● Your instructions
Search the records below for "workflow" and copy every line it turns up in.

● Dataset rows for document pages
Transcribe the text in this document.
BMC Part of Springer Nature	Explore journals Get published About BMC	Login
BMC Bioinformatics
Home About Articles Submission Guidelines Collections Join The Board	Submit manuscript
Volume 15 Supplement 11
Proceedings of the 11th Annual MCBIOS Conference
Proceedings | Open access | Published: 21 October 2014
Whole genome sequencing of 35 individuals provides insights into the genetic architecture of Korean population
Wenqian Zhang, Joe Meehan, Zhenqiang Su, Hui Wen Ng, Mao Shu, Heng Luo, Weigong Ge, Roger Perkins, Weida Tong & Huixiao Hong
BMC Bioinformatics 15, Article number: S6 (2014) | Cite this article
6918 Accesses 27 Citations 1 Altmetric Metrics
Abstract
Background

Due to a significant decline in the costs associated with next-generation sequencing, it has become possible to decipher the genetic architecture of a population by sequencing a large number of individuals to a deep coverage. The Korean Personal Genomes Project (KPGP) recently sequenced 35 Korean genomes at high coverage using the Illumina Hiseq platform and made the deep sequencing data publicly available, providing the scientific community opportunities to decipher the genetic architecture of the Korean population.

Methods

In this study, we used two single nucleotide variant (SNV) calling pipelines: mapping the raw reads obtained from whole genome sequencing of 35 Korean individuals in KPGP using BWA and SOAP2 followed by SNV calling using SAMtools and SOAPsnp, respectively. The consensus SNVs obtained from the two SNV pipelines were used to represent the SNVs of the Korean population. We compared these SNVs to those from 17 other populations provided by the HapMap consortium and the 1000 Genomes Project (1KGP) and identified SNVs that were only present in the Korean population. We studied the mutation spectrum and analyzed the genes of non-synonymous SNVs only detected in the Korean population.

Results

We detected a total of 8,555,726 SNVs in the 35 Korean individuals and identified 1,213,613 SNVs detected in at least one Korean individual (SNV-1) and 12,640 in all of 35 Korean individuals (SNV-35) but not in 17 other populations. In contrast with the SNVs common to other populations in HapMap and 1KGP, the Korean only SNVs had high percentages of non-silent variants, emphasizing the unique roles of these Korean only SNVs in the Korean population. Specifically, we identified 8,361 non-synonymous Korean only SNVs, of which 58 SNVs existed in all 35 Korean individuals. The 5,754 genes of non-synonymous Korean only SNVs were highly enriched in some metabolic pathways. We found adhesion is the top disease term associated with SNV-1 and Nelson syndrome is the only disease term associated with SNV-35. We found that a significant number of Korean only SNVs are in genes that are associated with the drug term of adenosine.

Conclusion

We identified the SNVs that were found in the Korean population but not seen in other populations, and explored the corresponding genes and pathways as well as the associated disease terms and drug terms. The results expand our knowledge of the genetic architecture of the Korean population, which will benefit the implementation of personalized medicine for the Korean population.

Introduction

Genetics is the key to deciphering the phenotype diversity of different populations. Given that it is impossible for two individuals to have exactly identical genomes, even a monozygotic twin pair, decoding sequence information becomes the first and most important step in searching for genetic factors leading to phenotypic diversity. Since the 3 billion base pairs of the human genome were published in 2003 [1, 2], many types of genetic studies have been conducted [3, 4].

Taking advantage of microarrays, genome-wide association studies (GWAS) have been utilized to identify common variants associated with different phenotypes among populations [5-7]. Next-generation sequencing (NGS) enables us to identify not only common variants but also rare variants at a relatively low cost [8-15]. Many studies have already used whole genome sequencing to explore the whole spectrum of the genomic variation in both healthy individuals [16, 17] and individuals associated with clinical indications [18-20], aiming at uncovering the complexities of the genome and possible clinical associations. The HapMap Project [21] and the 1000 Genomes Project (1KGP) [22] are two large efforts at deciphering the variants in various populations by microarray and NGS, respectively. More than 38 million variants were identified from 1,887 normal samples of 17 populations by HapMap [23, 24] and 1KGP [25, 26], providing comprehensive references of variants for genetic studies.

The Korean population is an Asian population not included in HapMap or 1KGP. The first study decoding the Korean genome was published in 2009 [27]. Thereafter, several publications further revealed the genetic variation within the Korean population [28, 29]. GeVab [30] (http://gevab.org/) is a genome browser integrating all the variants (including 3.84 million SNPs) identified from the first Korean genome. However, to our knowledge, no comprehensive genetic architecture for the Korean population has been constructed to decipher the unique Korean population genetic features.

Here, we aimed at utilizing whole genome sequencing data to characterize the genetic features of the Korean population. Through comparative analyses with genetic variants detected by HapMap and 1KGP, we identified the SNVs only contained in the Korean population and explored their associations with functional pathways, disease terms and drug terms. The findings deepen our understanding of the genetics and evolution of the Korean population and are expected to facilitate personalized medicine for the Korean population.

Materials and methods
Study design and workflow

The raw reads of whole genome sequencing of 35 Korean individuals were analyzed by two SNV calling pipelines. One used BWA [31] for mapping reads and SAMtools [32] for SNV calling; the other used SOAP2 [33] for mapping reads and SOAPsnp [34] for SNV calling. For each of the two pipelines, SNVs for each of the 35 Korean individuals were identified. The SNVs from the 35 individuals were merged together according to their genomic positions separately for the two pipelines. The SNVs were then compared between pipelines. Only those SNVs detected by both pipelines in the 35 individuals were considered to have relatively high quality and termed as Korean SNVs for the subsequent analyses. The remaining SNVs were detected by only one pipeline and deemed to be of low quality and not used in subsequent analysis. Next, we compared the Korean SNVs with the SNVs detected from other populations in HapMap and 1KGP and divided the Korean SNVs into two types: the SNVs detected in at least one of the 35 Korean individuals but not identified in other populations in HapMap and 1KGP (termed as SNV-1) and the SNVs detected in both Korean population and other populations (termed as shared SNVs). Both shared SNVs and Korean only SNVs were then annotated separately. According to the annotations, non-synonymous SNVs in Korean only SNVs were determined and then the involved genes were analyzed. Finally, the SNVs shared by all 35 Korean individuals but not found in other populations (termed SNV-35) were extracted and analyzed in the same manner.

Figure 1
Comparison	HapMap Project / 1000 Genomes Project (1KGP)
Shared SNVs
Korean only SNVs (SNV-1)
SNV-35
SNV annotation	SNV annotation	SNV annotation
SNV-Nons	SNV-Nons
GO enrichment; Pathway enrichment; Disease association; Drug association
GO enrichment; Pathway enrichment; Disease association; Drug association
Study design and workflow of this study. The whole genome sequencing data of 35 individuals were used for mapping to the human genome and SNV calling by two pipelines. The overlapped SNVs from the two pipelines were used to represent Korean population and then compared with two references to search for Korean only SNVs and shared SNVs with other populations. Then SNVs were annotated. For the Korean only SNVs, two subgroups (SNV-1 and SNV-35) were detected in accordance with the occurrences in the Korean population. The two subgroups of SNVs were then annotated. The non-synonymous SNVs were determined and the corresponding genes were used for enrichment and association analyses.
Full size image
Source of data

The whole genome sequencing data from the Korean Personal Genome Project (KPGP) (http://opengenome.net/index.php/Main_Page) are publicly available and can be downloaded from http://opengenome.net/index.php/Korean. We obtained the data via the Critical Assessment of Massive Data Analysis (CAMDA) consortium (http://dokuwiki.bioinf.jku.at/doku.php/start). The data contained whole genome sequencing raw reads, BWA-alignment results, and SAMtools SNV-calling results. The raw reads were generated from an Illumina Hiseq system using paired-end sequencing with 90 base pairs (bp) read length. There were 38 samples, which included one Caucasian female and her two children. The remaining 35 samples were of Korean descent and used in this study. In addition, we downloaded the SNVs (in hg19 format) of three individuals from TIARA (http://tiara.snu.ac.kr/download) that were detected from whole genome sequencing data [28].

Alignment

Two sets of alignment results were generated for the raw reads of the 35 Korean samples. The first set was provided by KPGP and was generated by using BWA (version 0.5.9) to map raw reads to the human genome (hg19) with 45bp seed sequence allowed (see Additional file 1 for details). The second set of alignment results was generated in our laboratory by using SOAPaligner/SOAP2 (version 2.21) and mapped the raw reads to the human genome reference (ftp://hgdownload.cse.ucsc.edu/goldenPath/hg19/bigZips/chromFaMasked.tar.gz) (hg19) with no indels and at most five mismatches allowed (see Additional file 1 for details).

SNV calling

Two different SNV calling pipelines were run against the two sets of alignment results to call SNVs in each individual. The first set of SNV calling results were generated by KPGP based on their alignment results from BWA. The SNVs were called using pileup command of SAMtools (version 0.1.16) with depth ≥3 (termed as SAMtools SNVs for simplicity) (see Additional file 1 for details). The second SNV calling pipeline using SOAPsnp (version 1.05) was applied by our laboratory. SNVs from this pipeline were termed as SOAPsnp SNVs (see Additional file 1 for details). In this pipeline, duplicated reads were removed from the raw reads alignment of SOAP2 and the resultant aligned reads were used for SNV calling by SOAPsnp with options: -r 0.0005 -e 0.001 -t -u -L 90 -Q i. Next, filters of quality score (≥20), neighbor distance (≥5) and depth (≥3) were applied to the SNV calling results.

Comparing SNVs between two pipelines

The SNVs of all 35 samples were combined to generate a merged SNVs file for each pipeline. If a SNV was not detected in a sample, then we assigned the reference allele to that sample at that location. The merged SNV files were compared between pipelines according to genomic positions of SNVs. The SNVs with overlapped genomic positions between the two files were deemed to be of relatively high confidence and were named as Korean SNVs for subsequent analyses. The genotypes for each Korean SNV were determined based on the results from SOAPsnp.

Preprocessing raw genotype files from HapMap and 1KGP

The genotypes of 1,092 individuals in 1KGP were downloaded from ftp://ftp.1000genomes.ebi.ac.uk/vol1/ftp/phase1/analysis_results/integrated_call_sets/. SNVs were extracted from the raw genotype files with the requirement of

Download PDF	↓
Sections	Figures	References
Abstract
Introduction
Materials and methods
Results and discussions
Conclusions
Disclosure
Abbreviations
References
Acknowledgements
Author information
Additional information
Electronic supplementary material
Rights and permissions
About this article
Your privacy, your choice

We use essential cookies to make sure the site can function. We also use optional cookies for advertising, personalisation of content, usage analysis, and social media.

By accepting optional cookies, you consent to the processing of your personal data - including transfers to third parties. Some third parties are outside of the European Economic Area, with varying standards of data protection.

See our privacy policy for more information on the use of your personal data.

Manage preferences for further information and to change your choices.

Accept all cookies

● Expected answer
Study design and workflow
Study design and workflow of this study. The whole genome sequencing data of 35 individuals were used for mapping to the human genome and SNV calling by two pipelines. The overlapped SNVs from the two pipelines were used to represent Korean population and then compared with two references to search for Korean only SNVs and shared SNVs with other populations. Then SNVs were annotated. For the Korean only SNVs, two subgroups (SNV-1 and SNV-35) were detected in accordance with the occurrences in the Korean population. The two subgroups of SNVs were then annotated. The non-synonymous SNVs were determined and the corresponding genes were used for enrichment and association analyses.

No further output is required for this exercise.